▶ **Input for this task**:
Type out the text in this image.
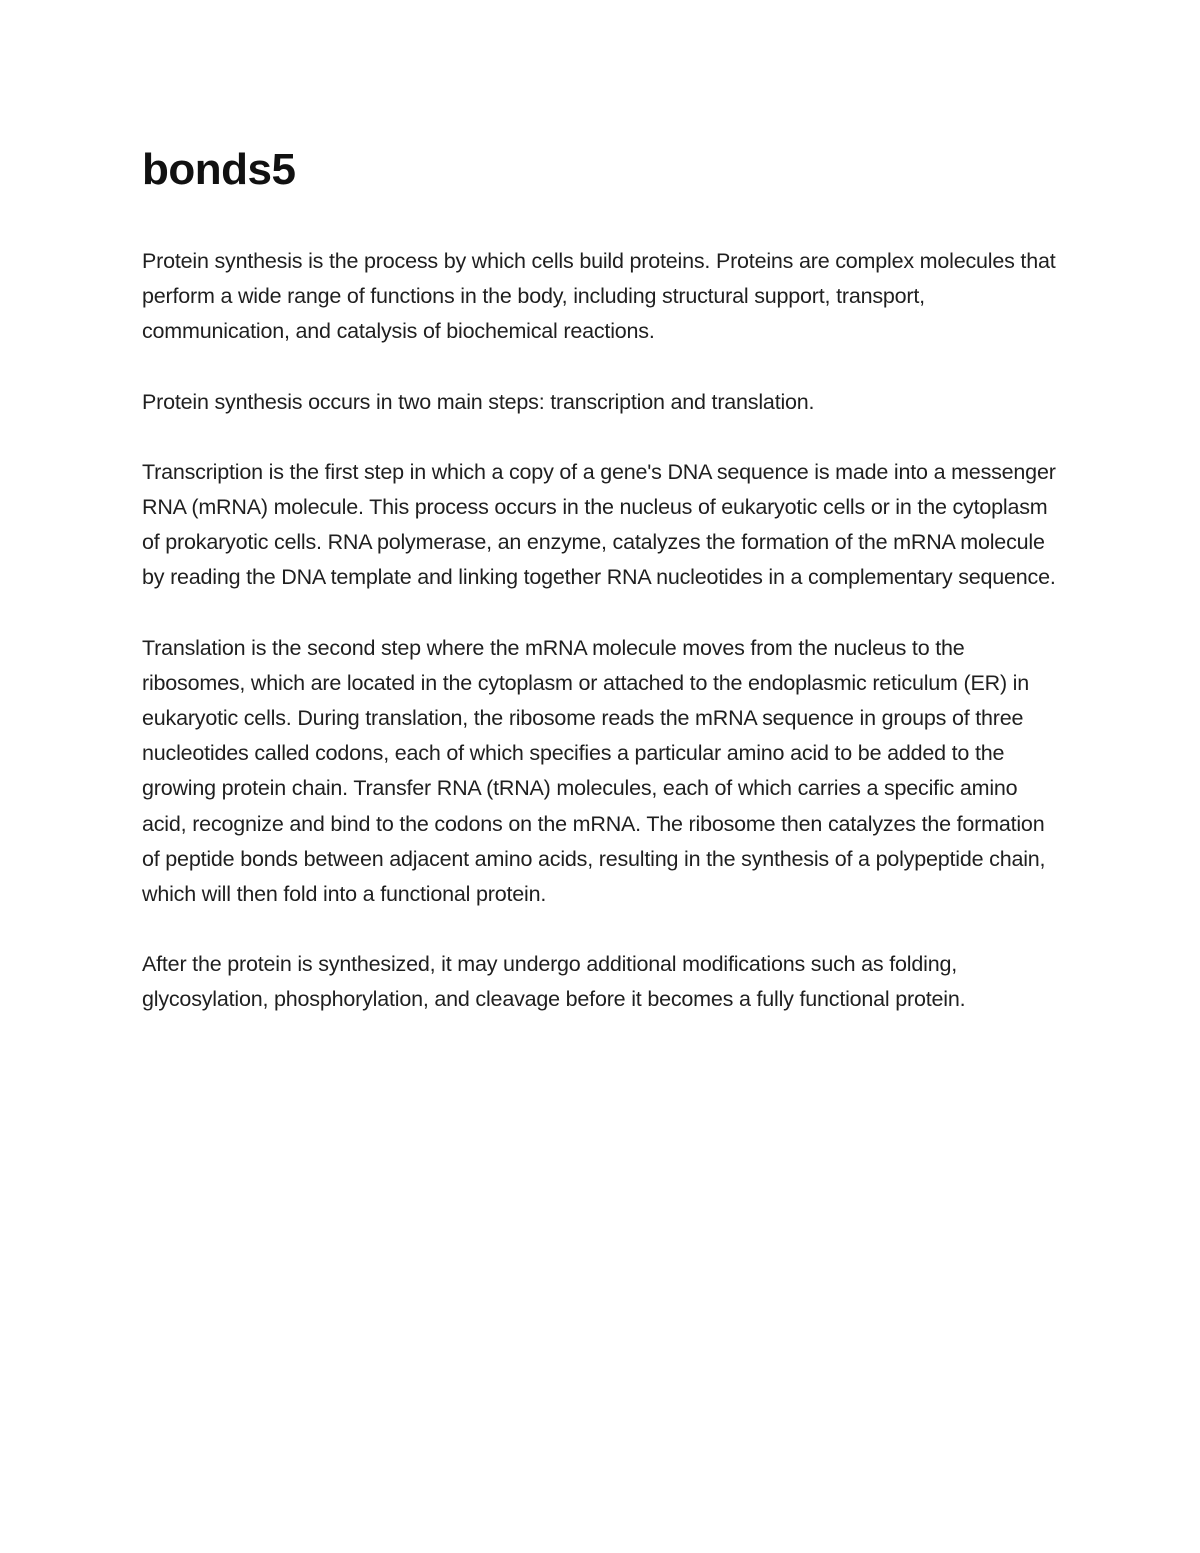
bonds5

Protein synthesis is the process by which cells build proteins. Proteins are complex molecules that perform a wide range of functions in the body, including structural support, transport, communication, and catalysis of biochemical reactions.

Protein synthesis occurs in two main steps: transcription and translation.

Transcription is the first step in which a copy of a gene's DNA sequence is made into a messenger RNA (mRNA) molecule. This process occurs in the nucleus of eukaryotic cells or in the cytoplasm of prokaryotic cells. RNA polymerase, an enzyme, catalyzes the formation of the mRNA molecule by reading the DNA template and linking together RNA nucleotides in a complementary sequence.

Translation is the second step where the mRNA molecule moves from the nucleus to the ribosomes, which are located in the cytoplasm or attached to the endoplasmic reticulum (ER) in eukaryotic cells. During translation, the ribosome reads the mRNA sequence in groups of three nucleotides called codons, each of which specifies a particular amino acid to be added to the growing protein chain. Transfer RNA (tRNA) molecules, each of which carries a specific amino acid, recognize and bind to the codons on the mRNA. The ribosome then catalyzes the formation of peptide bonds between adjacent amino acids, resulting in the synthesis of a polypeptide chain, which will then fold into a functional protein.

After the protein is synthesized, it may undergo additional modifications such as folding, glycosylation, phosphorylation, and cleavage before it becomes a fully functional protein.
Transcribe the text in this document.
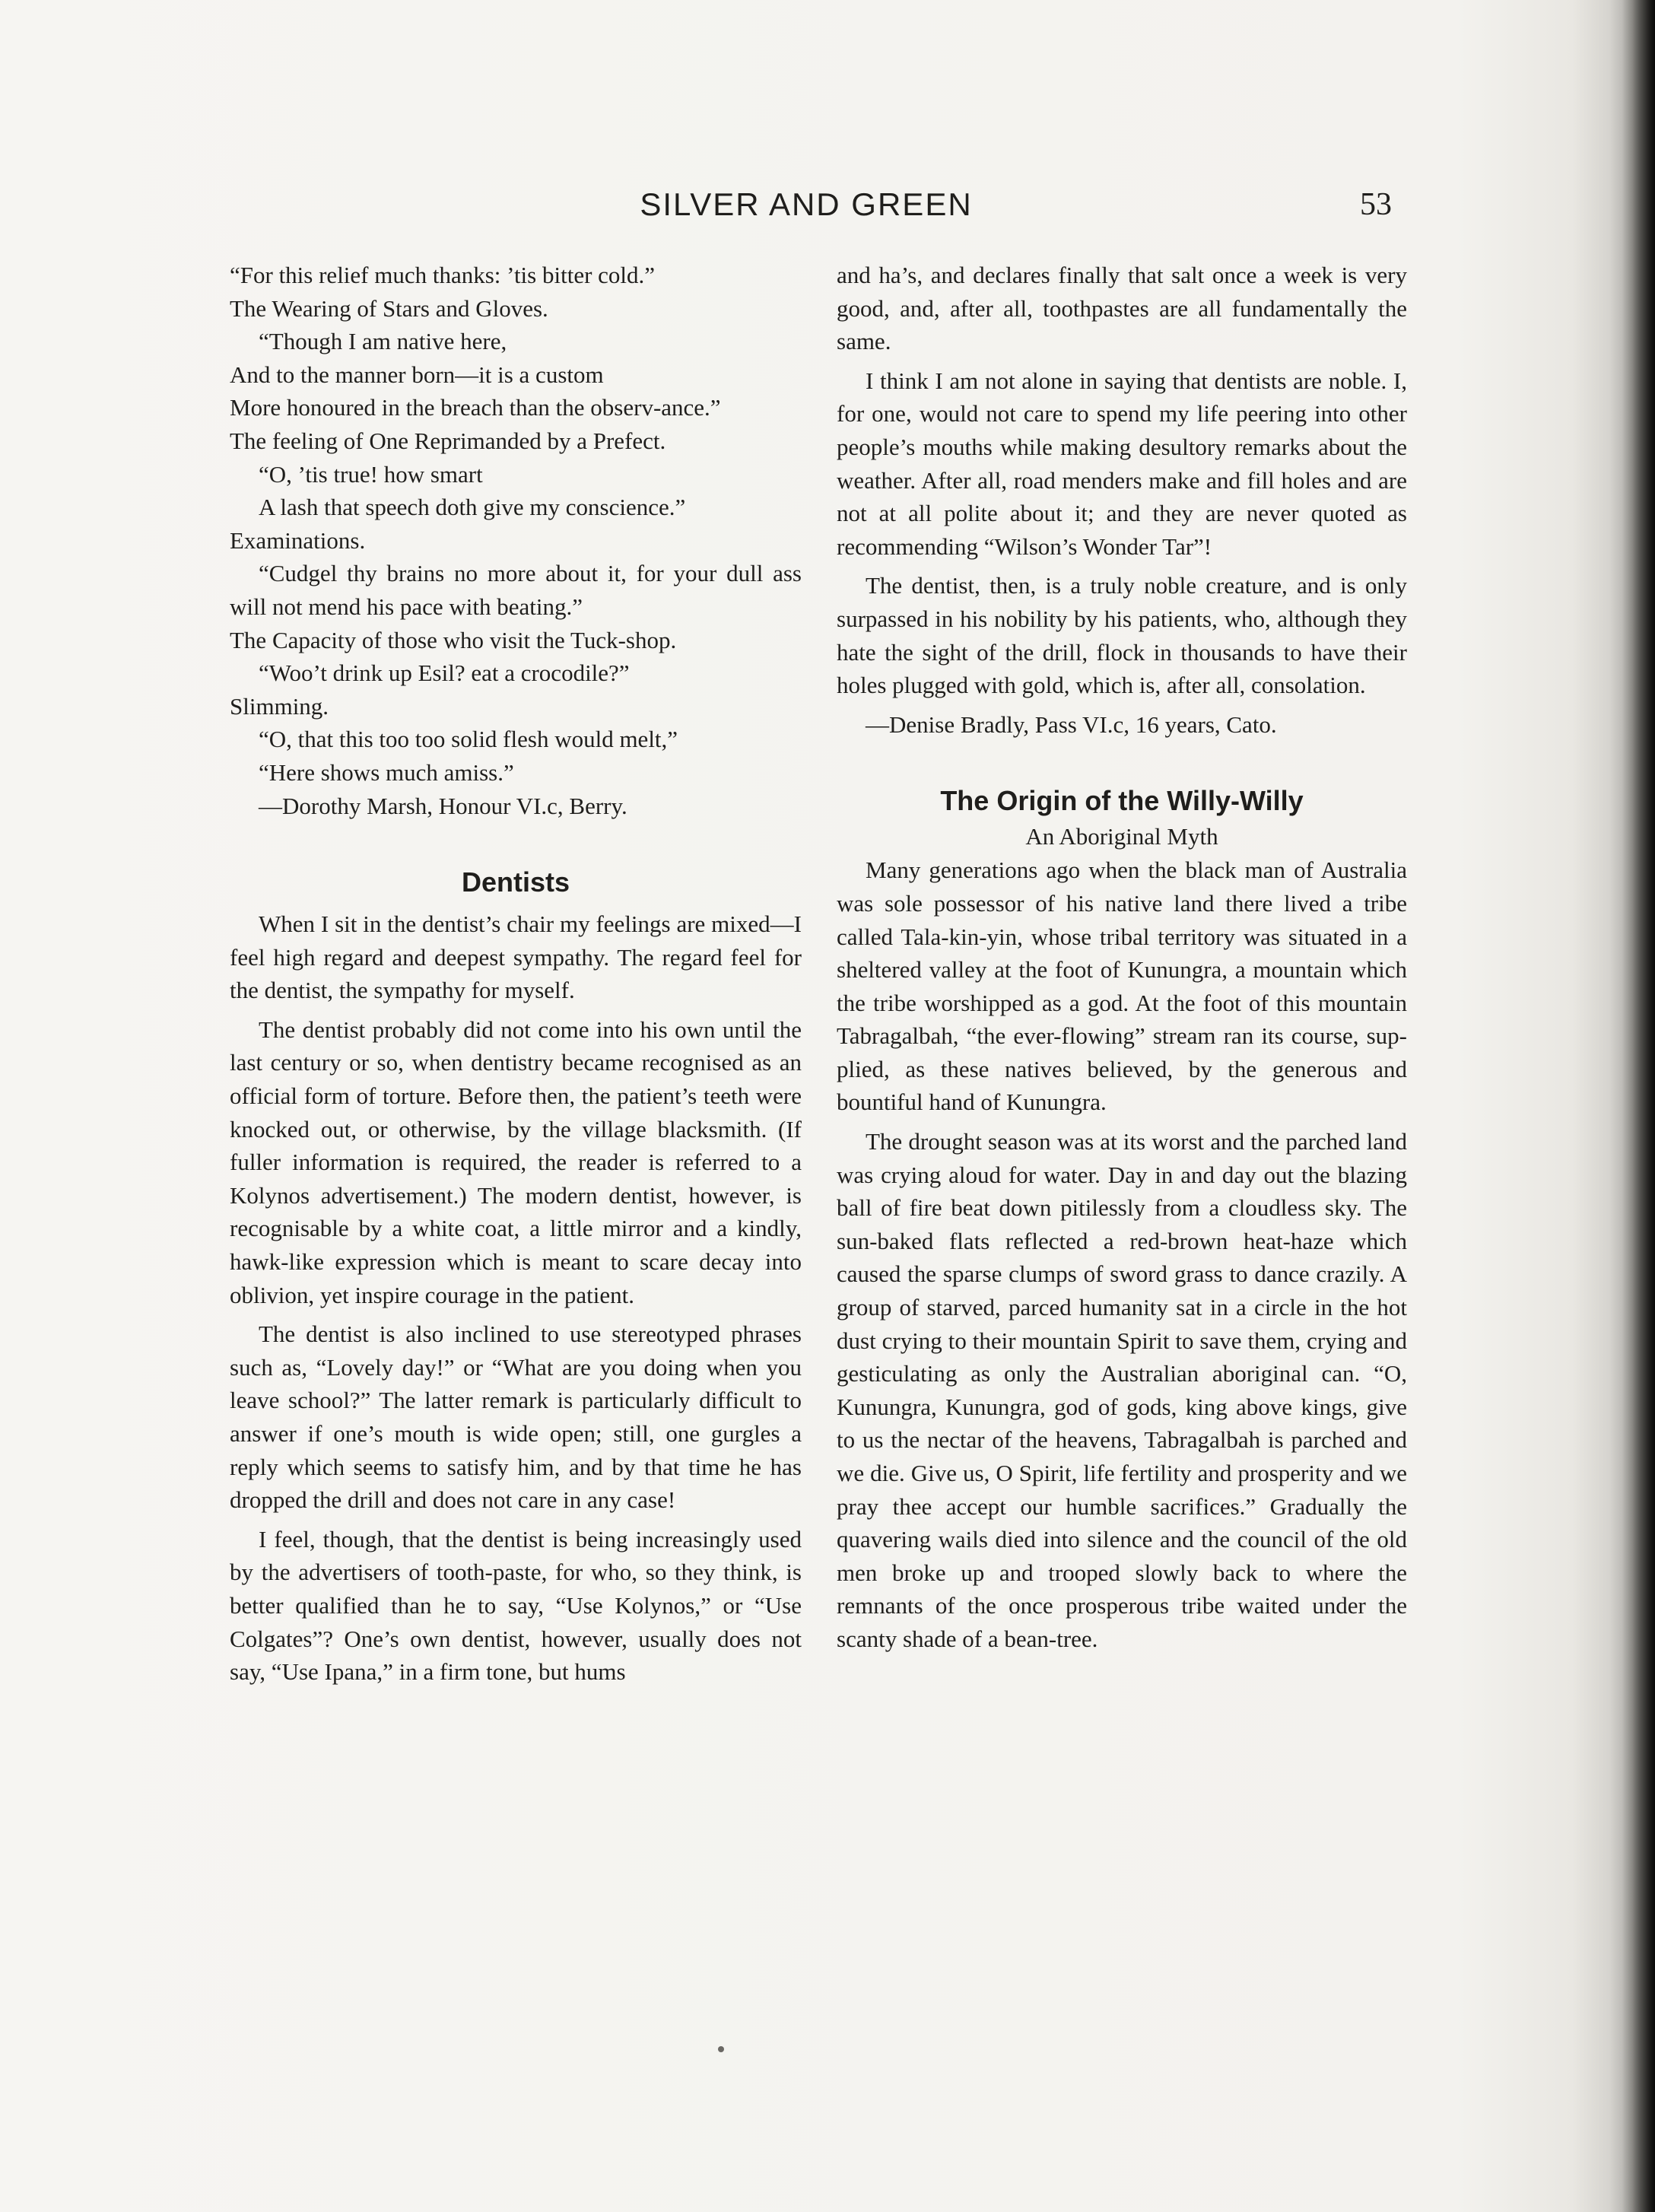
SILVER AND GREEN	53

“For this relief much thanks: ’tis bitter cold.”

The Wearing of Stars and Gloves.

“Though I am native here,

And to the manner born—it is a custom

More honoured in the breach than the observ-ance.”

The feeling of One Reprimanded by a Prefect.

“O, ’tis true! how smart

A lash that speech doth give my conscience.”

Examinations.

“Cudgel thy brains no more about it, for your dull ass will not mend his pace with beating.”

The Capacity of those who visit the Tuck-shop.

“Woo’t drink up Esil? eat a crocodile?”

Slimming.

“O, that this too too solid flesh would melt,”

“Here shows much amiss.”

—Dorothy Marsh, Honour VI.c, Berry.

Dentists

When I sit in the dentist’s chair my feelings are mixed—I feel high regard and deepest sympathy. The regard feel for the dentist, the sympathy for myself.

The dentist probably did not come into his own until the last century or so, when dentistry became recognised as an official form of torture. Before then, the patient’s teeth were knocked out, or otherwise, by the village blacksmith. (If fuller information is required, the reader is referred to a Kolynos advertisement.) The modern dentist, however, is recognisable by a white coat, a little mirror and a kindly, hawk-like expression which is meant to scare decay into oblivion, yet inspire courage in the patient.

The dentist is also inclined to use stereotyped phrases such as, “Lovely day!” or “What are you doing when you leave school?” The latter remark is particularly difficult to answer if one’s mouth is wide open; still, one gurgles a reply which seems to satisfy him, and by that time he has dropped the drill and does not care in any case!

I feel, though, that the dentist is being increasingly used by the advertisers of tooth-paste, for who, so they think, is better qualified than he to say, “Use Kolynos,” or “Use Colgates”? One’s own dentist, however, usually does not say, “Use Ipana,” in a firm tone, but hums

and ha’s, and declares finally that salt once a week is very good, and, after all, toothpastes are all fundamentally the same.

I think I am not alone in saying that dentists are noble. I, for one, would not care to spend my life peering into other people’s mouths while making desultory remarks about the weather. After all, road menders make and fill holes and are not at all polite about it; and they are never quoted as recommending “Wilson’s Wonder Tar”!

The dentist, then, is a truly noble creature, and is only surpassed in his nobility by his patients, who, although they hate the sight of the drill, flock in thousands to have their holes plugged with gold, which is, after all, consolation.

—Denise Bradly, Pass VI.c, 16 years, Cato.

The Origin of the Willy-Willy

An Aboriginal Myth

Many generations ago when the black man of Australia was sole possessor of his native land there lived a tribe called Tala-kin-yin, whose tribal territory was situated in a sheltered valley at the foot of Kunungra, a mountain which the tribe worshipped as a god. At the foot of this mountain Tabragalbah, “the ever-flowing” stream ran its course, supplied, as these natives believed, by the generous and bountiful hand of Kunungra.

The drought season was at its worst and the parched land was crying aloud for water. Day in and day out the blazing ball of fire beat down pitilessly from a cloudless sky. The sun-baked flats reflected a red-brown heat-haze which caused the sparse clumps of sword grass to dance crazily. A group of starved, parced humanity sat in a circle in the hot dust crying to their mountain Spirit to save them, crying and gesticulating as only the Australian aboriginal can. “O, Kunungra, Kunungra, god of gods, king above kings, give to us the nectar of the heavens, Tabragalbah is parched and we die. Give us, O Spirit, life fertility and prosperity and we pray thee accept our humble sacrifices.” Gradually the quavering wails died into silence and the council of the old men broke up and trooped slowly back to where the remnants of the once prosperous tribe waited under the scanty shade of a bean-tree.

▶ **The problem**: Write down all the entries exactly, but not the pictures they hold.

▶ **Task answer**:
Type out the text in this image.
bonds5

Protein synthesis is the process by which cells build proteins. Proteins are complex molecules that perform a wide range of functions in the body, including structural support, transport, communication, and catalysis of biochemical reactions.

Protein synthesis occurs in two main steps: transcription and translation.

Transcription is the first step in which a copy of a gene's DNA sequence is made into a messenger RNA (mRNA) molecule. This process occurs in the nucleus of eukaryotic cells or in the cytoplasm of prokaryotic cells. RNA polymerase, an enzyme, catalyzes the formation of the mRNA molecule by reading the DNA template and linking together RNA nucleotides in a complementary sequence.

Translation is the second step where the mRNA molecule moves from the nucleus to the ribosomes, which are located in the cytoplasm or attached to the endoplasmic reticulum (ER) in eukaryotic cells. During translation, the ribosome reads the mRNA sequence in groups of three nucleotides called codons, each of which specifies a particular amino acid to be added to the growing protein chain. Transfer RNA (tRNA) molecules, each of which carries a specific amino acid, recognize and bind to the codons on the mRNA. The ribosome then catalyzes the formation of peptide bonds between adjacent amino acids, resulting in the synthesis of a polypeptide chain, which will then fold into a functional protein.

After the protein is synthesized, it may undergo additional modifications such as folding, glycosylation, phosphorylation, and cleavage before it becomes a fully functional protein.
Transcribe the text in this document.
SILVER AND GREEN	53

“For this relief much thanks: ’tis bitter cold.”

The Wearing of Stars and Gloves.

“Though I am native here,

And to the manner born—it is a custom

More honoured in the breach than the observ-ance.”

The feeling of One Reprimanded by a Prefect.

“O, ’tis true! how smart

A lash that speech doth give my conscience.”

Examinations.

“Cudgel thy brains no more about it, for your dull ass will not mend his pace with beating.”

The Capacity of those who visit the Tuck-shop.

“Woo’t drink up Esil? eat a crocodile?”

Slimming.

“O, that this too too solid flesh would melt,”

“Here shows much amiss.”

—Dorothy Marsh, Honour VI.c, Berry.

Dentists

When I sit in the dentist’s chair my feelings are mixed—I feel high regard and deepest sympathy. The regard feel for the dentist, the sympathy for myself.

The dentist probably did not come into his own until the last century or so, when dentistry became recognised as an official form of torture. Before then, the patient’s teeth were knocked out, or otherwise, by the village blacksmith. (If fuller information is required, the reader is referred to a Kolynos advertisement.) The modern dentist, however, is recognisable by a white coat, a little mirror and a kindly, hawk-like expression which is meant to scare decay into oblivion, yet inspire courage in the patient.

The dentist is also inclined to use stereotyped phrases such as, “Lovely day!” or “What are you doing when you leave school?” The latter remark is particularly difficult to answer if one’s mouth is wide open; still, one gurgles a reply which seems to satisfy him, and by that time he has dropped the drill and does not care in any case!

I feel, though, that the dentist is being increasingly used by the advertisers of tooth-paste, for who, so they think, is better qualified than he to say, “Use Kolynos,” or “Use Colgates”? One’s own dentist, however, usually does not say, “Use Ipana,” in a firm tone, but hums

and ha’s, and declares finally that salt once a week is very good, and, after all, toothpastes are all fundamentally the same.

I think I am not alone in saying that dentists are noble. I, for one, would not care to spend my life peering into other people’s mouths while making desultory remarks about the weather. After all, road menders make and fill holes and are not at all polite about it; and they are never quoted as recommending “Wilson’s Wonder Tar”!

The dentist, then, is a truly noble creature, and is only surpassed in his nobility by his patients, who, although they hate the sight of the drill, flock in thousands to have their holes plugged with gold, which is, after all, consolation.

—Denise Bradly, Pass VI.c, 16 years, Cato.

The Origin of the Willy-Willy

An Aboriginal Myth

Many generations ago when the black man of Australia was sole possessor of his native land there lived a tribe called Tala-kin-yin, whose tribal territory was situated in a sheltered valley at the foot of Kunungra, a mountain which the tribe worshipped as a god. At the foot of this mountain Tabragalbah, “the ever-flowing” stream ran its course, supplied, as these natives believed, by the generous and bountiful hand of Kunungra.

The drought season was at its worst and the parched land was crying aloud for water. Day in and day out the blazing ball of fire beat down pitilessly from a cloudless sky. The sun-baked flats reflected a red-brown heat-haze which caused the sparse clumps of sword grass to dance crazily. A group of starved, parced humanity sat in a circle in the hot dust crying to their mountain Spirit to save them, crying and gesticulating as only the Australian aboriginal can. “O, Kunungra, Kunungra, god of gods, king above kings, give to us the nectar of the heavens, Tabragalbah is parched and we die. Give us, O Spirit, life fertility and prosperity and we pray thee accept our humble sacrifices.” Gradually the quavering wails died into silence and the council of the old men broke up and trooped slowly back to where the remnants of the once prosperous tribe waited under the scanty shade of a bean-tree.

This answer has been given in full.